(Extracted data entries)
------------------------------------

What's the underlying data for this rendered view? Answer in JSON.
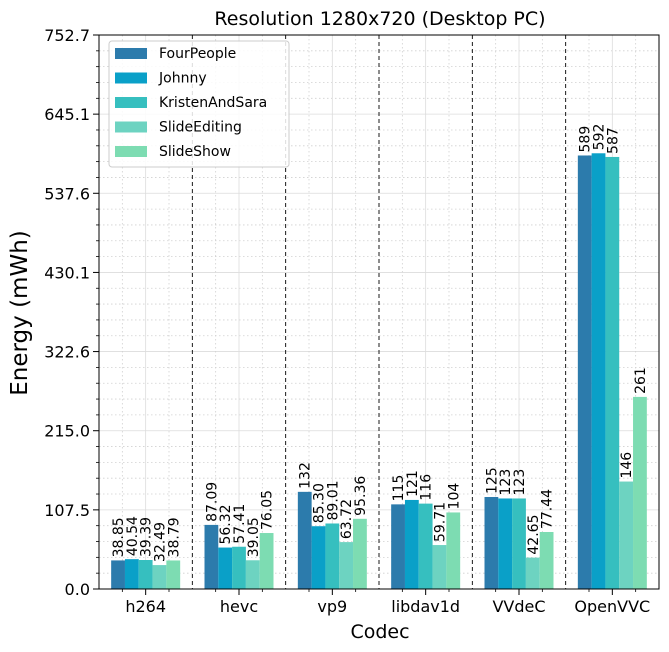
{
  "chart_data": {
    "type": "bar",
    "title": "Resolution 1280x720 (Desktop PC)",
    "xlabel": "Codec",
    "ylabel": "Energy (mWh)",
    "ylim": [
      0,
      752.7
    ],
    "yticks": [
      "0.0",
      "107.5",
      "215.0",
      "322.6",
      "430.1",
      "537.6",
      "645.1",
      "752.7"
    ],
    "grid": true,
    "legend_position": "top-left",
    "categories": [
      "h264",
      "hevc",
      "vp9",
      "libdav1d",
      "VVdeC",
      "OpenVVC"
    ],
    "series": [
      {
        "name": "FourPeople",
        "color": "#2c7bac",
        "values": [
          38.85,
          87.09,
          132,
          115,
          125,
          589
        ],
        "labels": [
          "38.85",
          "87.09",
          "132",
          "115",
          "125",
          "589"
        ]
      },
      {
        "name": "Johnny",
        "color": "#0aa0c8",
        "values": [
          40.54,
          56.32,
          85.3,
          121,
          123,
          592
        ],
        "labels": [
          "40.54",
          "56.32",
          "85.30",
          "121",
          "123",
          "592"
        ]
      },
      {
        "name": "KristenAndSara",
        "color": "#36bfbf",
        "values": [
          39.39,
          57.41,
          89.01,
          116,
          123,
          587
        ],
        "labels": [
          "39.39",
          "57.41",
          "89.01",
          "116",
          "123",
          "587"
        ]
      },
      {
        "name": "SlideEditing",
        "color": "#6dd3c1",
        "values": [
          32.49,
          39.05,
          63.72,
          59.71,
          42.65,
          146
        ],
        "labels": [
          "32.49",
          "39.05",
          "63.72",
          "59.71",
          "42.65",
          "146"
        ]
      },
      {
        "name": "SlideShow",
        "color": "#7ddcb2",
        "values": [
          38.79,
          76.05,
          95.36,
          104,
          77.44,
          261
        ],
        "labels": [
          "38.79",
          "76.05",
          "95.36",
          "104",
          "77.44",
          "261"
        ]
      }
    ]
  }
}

------------------------------------

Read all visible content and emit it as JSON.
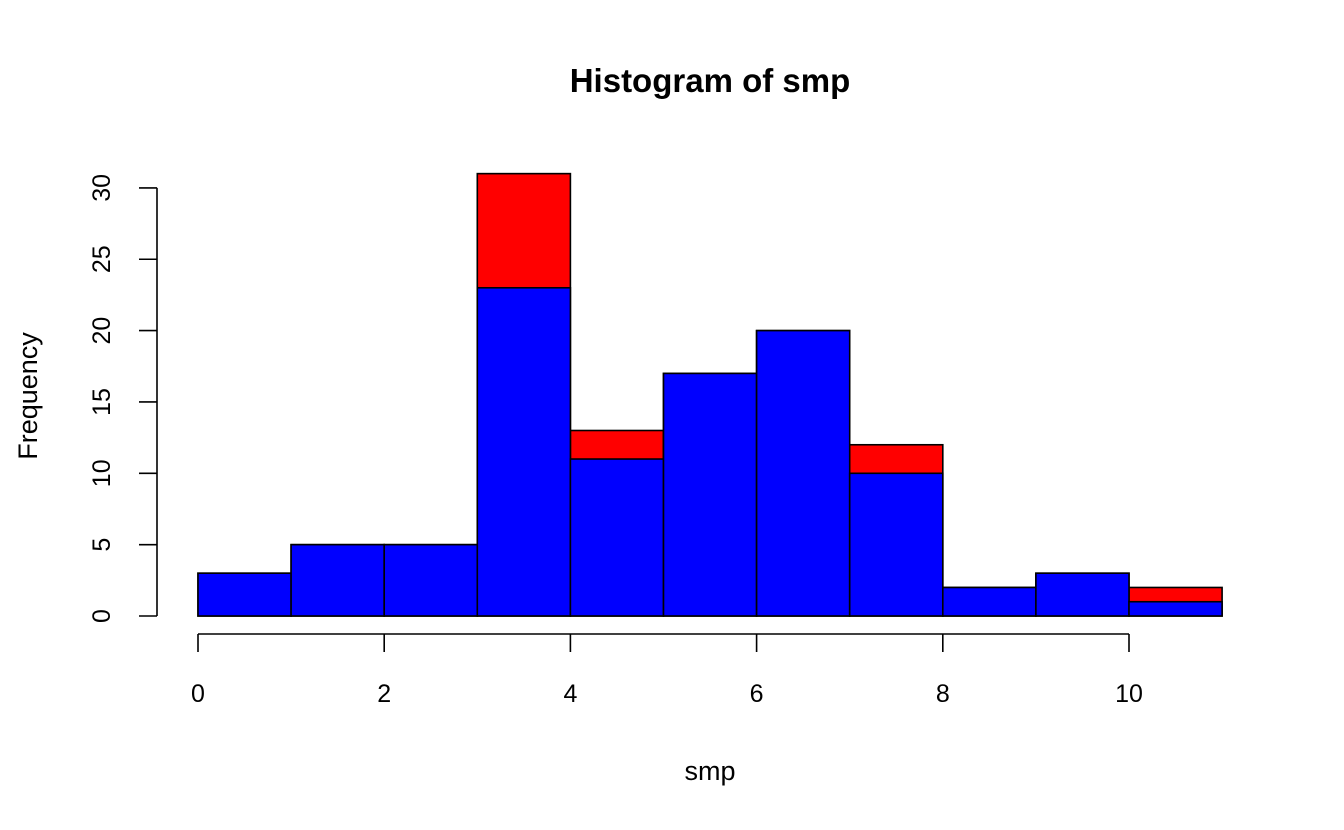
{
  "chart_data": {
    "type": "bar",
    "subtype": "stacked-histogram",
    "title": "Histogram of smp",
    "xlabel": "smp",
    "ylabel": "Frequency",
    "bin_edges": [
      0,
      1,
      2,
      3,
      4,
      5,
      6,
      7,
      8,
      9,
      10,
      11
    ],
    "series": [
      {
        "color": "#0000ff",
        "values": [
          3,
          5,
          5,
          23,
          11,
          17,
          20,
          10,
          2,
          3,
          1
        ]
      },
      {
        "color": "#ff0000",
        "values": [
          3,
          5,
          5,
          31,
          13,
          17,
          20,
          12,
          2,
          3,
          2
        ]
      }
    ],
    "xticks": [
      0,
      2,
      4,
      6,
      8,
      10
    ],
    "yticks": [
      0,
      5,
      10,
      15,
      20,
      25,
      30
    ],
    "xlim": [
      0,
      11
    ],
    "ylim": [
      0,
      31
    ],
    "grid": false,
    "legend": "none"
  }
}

------------------------------------

Gather all lines from the listing above in which "color" occurs.

- Finished answer
        "color": "#2c7bac",
        "color": "#0aa0c8",
        "color": "#36bfbf",
        "color": "#6dd3c1",
        "color": "#7ddcb2",
        "color": "#0000ff",
        "color": "#ff0000",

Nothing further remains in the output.